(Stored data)
#####

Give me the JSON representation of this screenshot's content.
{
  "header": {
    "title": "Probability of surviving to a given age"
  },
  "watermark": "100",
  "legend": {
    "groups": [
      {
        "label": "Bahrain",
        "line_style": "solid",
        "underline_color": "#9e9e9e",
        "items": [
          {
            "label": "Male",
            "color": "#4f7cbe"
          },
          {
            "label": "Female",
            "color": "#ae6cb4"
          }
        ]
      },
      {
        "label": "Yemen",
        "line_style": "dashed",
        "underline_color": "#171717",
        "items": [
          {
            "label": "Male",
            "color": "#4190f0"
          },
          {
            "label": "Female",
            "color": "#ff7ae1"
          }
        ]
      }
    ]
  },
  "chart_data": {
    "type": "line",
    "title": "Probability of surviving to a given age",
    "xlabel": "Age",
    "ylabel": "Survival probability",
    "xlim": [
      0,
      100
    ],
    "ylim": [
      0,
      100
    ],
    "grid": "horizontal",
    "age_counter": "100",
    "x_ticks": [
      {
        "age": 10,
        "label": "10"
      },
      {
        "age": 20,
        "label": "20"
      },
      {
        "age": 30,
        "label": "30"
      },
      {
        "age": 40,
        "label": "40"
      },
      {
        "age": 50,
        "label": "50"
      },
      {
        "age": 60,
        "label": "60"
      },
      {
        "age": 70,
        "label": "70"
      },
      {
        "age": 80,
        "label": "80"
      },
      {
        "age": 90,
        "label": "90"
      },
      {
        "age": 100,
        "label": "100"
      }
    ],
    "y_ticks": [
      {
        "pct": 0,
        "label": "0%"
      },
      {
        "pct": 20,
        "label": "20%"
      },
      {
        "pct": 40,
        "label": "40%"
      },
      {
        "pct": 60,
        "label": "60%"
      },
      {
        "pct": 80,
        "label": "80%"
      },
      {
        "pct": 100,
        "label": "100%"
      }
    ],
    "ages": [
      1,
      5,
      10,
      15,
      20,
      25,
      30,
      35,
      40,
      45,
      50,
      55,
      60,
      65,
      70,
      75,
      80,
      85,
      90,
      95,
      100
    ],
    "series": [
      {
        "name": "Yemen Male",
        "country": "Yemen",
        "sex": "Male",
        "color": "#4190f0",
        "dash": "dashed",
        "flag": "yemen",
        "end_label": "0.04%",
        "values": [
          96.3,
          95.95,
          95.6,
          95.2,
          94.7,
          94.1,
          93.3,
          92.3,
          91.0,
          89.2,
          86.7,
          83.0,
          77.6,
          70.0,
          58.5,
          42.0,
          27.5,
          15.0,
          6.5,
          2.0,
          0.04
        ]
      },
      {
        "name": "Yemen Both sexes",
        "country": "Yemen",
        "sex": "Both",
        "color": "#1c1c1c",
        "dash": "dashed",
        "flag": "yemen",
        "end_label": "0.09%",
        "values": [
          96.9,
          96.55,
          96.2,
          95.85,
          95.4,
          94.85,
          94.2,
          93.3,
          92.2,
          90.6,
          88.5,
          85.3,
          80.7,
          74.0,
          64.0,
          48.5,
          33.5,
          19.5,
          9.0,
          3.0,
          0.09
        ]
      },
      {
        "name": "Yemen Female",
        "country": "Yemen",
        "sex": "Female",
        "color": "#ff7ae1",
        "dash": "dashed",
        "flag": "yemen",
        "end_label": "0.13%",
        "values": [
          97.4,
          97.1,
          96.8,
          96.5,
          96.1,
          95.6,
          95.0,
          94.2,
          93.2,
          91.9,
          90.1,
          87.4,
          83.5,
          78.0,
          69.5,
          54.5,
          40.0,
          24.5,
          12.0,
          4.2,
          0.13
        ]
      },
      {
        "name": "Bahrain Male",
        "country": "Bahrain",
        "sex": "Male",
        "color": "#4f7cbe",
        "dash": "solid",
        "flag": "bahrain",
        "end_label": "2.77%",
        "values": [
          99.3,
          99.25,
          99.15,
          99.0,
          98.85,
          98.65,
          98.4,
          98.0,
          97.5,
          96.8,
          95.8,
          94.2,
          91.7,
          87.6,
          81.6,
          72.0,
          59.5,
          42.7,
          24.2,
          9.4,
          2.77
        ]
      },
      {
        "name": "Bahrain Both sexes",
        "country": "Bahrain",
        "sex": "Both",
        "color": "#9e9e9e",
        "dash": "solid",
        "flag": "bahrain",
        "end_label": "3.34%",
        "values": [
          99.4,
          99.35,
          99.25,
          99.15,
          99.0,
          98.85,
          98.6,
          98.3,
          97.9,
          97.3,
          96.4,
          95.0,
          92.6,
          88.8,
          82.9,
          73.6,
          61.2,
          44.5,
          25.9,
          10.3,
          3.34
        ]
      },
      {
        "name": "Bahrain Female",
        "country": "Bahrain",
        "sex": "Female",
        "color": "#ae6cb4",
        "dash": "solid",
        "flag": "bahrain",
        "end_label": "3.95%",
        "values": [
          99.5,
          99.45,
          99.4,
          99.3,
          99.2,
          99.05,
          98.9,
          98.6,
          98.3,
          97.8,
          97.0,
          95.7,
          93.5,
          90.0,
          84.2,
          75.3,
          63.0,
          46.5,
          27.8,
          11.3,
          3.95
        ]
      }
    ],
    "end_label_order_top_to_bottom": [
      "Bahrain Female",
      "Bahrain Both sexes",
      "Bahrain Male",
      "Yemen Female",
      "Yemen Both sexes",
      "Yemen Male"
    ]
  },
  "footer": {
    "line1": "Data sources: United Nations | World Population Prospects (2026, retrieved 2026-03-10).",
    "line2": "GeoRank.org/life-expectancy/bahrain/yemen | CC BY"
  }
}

#####

__GOAL OF THE EXERCISE__. Copy all the records above exactly, missing none.

__SOLUTION BELOW__.
Give me the JSON representation of this screenshot's content.
{
  "header": {
    "title": "Probability of surviving to a given age"
  },
  "watermark": "100",
  "legend": {
    "groups": [
      {
        "label": "Bahrain",
        "line_style": "solid",
        "underline_color": "#9e9e9e",
        "items": [
          {
            "label": "Male",
            "color": "#4f7cbe"
          },
          {
            "label": "Female",
            "color": "#ae6cb4"
          }
        ]
      },
      {
        "label": "Yemen",
        "line_style": "dashed",
        "underline_color": "#171717",
        "items": [
          {
            "label": "Male",
            "color": "#4190f0"
          },
          {
            "label": "Female",
            "color": "#ff7ae1"
          }
        ]
      }
    ]
  },
  "chart_data": {
    "type": "line",
    "title": "Probability of surviving to a given age",
    "xlabel": "Age",
    "ylabel": "Survival probability",
    "xlim": [
      0,
      100
    ],
    "ylim": [
      0,
      100
    ],
    "grid": "horizontal",
    "age_counter": "100",
    "x_ticks": [
      {
        "age": 10,
        "label": "10"
      },
      {
        "age": 20,
        "label": "20"
      },
      {
        "age": 30,
        "label": "30"
      },
      {
        "age": 40,
        "label": "40"
      },
      {
        "age": 50,
        "label": "50"
      },
      {
        "age": 60,
        "label": "60"
      },
      {
        "age": 70,
        "label": "70"
      },
      {
        "age": 80,
        "label": "80"
      },
      {
        "age": 90,
        "label": "90"
      },
      {
        "age": 100,
        "label": "100"
      }
    ],
    "y_ticks": [
      {
        "pct": 0,
        "label": "0%"
      },
      {
        "pct": 20,
        "label": "20%"
      },
      {
        "pct": 40,
        "label": "40%"
      },
      {
        "pct": 60,
        "label": "60%"
      },
      {
        "pct": 80,
        "label": "80%"
      },
      {
        "pct": 100,
        "label": "100%"
      }
    ],
    "ages": [
      1,
      5,
      10,
      15,
      20,
      25,
      30,
      35,
      40,
      45,
      50,
      55,
      60,
      65,
      70,
      75,
      80,
      85,
      90,
      95,
      100
    ],
    "series": [
      {
        "name": "Yemen Male",
        "country": "Yemen",
        "sex": "Male",
        "color": "#4190f0",
        "dash": "dashed",
        "flag": "yemen",
        "end_label": "0.04%",
        "values": [
          96.3,
          95.95,
          95.6,
          95.2,
          94.7,
          94.1,
          93.3,
          92.3,
          91.0,
          89.2,
          86.7,
          83.0,
          77.6,
          70.0,
          58.5,
          42.0,
          27.5,
          15.0,
          6.5,
          2.0,
          0.04
        ]
      },
      {
        "name": "Yemen Both sexes",
        "country": "Yemen",
        "sex": "Both",
        "color": "#1c1c1c",
        "dash": "dashed",
        "flag": "yemen",
        "end_label": "0.09%",
        "values": [
          96.9,
          96.55,
          96.2,
          95.85,
          95.4,
          94.85,
          94.2,
          93.3,
          92.2,
          90.6,
          88.5,
          85.3,
          80.7,
          74.0,
          64.0,
          48.5,
          33.5,
          19.5,
          9.0,
          3.0,
          0.09
        ]
      },
      {
        "name": "Yemen Female",
        "country": "Yemen",
        "sex": "Female",
        "color": "#ff7ae1",
        "dash": "dashed",
        "flag": "yemen",
        "end_label": "0.13%",
        "values": [
          97.4,
          97.1,
          96.8,
          96.5,
          96.1,
          95.6,
          95.0,
          94.2,
          93.2,
          91.9,
          90.1,
          87.4,
          83.5,
          78.0,
          69.5,
          54.5,
          40.0,
          24.5,
          12.0,
          4.2,
          0.13
        ]
      },
      {
        "name": "Bahrain Male",
        "country": "Bahrain",
        "sex": "Male",
        "color": "#4f7cbe",
        "dash": "solid",
        "flag": "bahrain",
        "end_label": "2.77%",
        "values": [
          99.3,
          99.25,
          99.15,
          99.0,
          98.85,
          98.65,
          98.4,
          98.0,
          97.5,
          96.8,
          95.8,
          94.2,
          91.7,
          87.6,
          81.6,
          72.0,
          59.5,
          42.7,
          24.2,
          9.4,
          2.77
        ]
      },
      {
        "name": "Bahrain Both sexes",
        "country": "Bahrain",
        "sex": "Both",
        "color": "#9e9e9e",
        "dash": "solid",
        "flag": "bahrain",
        "end_label": "3.34%",
        "values": [
          99.4,
          99.35,
          99.25,
          99.15,
          99.0,
          98.85,
          98.6,
          98.3,
          97.9,
          97.3,
          96.4,
          95.0,
          92.6,
          88.8,
          82.9,
          73.6,
          61.2,
          44.5,
          25.9,
          10.3,
          3.34
        ]
      },
      {
        "name": "Bahrain Female",
        "country": "Bahrain",
        "sex": "Female",
        "color": "#ae6cb4",
        "dash": "solid",
        "flag": "bahrain",
        "end_label": "3.95%",
        "values": [
          99.5,
          99.45,
          99.4,
          99.3,
          99.2,
          99.05,
          98.9,
          98.6,
          98.3,
          97.8,
          97.0,
          95.7,
          93.5,
          90.0,
          84.2,
          75.3,
          63.0,
          46.5,
          27.8,
          11.3,
          3.95
        ]
      }
    ],
    "end_label_order_top_to_bottom": [
      "Bahrain Female",
      "Bahrain Both sexes",
      "Bahrain Male",
      "Yemen Female",
      "Yemen Both sexes",
      "Yemen Male"
    ]
  },
  "footer": {
    "line1": "Data sources: United Nations | World Population Prospects (2026, retrieved 2026-03-10).",
    "line2": "GeoRank.org/life-expectancy/bahrain/yemen | CC BY"
  }
}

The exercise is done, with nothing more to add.